##### DATA FOR PROCESSING
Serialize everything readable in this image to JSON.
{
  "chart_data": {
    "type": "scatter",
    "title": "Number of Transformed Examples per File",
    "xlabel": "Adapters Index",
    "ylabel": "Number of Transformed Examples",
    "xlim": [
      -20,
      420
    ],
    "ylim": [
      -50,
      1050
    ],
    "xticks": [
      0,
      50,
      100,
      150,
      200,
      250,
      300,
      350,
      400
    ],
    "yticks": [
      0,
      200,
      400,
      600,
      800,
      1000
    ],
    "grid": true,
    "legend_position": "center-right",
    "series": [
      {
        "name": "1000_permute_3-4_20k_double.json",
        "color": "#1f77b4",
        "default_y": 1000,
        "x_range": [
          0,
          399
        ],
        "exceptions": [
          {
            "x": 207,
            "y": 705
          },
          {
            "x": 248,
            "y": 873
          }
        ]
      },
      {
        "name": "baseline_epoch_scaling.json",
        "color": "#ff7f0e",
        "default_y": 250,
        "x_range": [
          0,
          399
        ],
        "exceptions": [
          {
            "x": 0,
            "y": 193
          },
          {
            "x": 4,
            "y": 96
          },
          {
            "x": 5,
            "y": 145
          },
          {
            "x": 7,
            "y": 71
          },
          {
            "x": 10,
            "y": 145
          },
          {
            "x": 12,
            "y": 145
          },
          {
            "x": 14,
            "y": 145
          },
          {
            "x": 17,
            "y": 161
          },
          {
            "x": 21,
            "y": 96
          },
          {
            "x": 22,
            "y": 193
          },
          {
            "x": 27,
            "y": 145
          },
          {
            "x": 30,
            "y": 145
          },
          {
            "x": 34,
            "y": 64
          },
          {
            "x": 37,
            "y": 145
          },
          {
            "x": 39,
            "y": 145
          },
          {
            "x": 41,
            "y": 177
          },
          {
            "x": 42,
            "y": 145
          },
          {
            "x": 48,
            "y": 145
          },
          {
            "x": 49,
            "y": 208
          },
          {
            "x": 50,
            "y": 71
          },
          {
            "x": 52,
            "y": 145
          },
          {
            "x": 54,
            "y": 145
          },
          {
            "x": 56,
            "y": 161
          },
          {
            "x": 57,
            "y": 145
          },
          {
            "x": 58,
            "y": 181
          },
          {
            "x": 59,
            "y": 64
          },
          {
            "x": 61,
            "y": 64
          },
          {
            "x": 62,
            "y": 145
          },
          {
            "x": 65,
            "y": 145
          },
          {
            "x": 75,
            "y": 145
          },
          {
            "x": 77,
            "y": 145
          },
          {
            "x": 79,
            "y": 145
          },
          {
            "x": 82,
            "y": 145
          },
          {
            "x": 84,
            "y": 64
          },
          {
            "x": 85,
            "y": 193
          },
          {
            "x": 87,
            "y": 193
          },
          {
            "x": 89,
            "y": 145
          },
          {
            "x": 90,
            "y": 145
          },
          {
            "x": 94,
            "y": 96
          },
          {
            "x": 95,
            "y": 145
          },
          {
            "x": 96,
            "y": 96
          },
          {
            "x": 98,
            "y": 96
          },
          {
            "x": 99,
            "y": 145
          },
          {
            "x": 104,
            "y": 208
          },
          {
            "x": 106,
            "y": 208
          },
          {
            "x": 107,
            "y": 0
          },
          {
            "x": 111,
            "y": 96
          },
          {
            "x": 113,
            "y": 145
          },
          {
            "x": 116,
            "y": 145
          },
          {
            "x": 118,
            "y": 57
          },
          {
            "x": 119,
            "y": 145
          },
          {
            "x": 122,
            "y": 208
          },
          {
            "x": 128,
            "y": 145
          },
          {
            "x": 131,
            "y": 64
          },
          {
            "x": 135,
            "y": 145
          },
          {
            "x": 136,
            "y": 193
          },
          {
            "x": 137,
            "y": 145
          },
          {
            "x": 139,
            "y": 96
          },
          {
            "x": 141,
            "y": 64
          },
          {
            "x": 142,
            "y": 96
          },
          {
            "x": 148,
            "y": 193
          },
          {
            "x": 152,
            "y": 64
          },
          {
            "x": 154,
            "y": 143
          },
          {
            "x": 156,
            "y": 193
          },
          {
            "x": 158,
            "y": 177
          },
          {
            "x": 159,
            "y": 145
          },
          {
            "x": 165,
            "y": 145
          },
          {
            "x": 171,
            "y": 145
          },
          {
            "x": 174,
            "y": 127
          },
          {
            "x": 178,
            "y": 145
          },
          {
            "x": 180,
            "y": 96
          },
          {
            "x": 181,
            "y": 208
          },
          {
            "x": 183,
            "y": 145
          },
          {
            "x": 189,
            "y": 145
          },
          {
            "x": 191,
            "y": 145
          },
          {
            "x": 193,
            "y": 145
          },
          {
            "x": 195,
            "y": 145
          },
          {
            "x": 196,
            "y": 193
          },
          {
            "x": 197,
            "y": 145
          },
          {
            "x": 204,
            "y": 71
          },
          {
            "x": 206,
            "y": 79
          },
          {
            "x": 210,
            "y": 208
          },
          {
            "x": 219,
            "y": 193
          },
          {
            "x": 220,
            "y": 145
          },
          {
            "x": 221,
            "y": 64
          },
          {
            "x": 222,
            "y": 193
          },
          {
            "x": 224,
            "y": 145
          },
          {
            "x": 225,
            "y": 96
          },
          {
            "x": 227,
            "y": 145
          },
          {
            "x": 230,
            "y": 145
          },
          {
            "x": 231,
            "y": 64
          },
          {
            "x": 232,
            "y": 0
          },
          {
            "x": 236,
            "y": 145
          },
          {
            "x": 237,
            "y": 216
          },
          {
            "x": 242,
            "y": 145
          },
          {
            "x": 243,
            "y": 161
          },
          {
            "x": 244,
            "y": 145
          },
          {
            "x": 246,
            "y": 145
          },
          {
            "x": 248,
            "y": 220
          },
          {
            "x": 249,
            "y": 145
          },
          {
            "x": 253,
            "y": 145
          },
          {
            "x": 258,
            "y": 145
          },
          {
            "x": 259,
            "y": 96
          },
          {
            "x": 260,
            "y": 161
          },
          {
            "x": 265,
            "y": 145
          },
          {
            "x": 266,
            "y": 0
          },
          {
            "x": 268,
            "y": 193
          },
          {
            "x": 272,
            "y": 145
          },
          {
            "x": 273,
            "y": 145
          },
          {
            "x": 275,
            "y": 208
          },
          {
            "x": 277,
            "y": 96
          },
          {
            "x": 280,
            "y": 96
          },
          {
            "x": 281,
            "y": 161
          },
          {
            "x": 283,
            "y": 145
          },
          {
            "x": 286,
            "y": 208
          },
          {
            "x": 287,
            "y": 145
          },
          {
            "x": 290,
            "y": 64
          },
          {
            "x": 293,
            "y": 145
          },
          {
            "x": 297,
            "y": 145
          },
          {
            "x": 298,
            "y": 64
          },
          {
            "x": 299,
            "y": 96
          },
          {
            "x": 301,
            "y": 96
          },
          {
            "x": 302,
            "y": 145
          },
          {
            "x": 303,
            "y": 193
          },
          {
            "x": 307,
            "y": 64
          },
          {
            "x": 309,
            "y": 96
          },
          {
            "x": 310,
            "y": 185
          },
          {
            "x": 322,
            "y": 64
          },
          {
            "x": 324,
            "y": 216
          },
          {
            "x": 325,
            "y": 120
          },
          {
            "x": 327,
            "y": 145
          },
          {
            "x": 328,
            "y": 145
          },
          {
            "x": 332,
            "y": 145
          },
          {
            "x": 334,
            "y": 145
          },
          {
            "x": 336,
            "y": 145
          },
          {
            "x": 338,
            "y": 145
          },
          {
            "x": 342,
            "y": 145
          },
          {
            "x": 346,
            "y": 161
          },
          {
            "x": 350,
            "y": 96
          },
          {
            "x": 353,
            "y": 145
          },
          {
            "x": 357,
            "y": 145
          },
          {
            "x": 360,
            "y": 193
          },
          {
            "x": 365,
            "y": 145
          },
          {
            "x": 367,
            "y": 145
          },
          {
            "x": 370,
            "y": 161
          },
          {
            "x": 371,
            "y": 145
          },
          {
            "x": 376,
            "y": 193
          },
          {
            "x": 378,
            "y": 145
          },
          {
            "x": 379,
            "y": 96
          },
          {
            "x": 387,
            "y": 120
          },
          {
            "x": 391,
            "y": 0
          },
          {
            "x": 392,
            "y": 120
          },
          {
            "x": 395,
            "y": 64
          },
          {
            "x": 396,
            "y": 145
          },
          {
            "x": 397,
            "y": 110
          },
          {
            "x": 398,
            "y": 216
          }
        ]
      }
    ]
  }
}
##########
• [YOUR INSTRUCTIONS]
Filter the listing above for the string "Number" and copy every matching line.

• [WRITTEN RESPONSE]
    "title": "Number of Transformed Examples per File",
    "ylabel": "Number of Transformed Examples",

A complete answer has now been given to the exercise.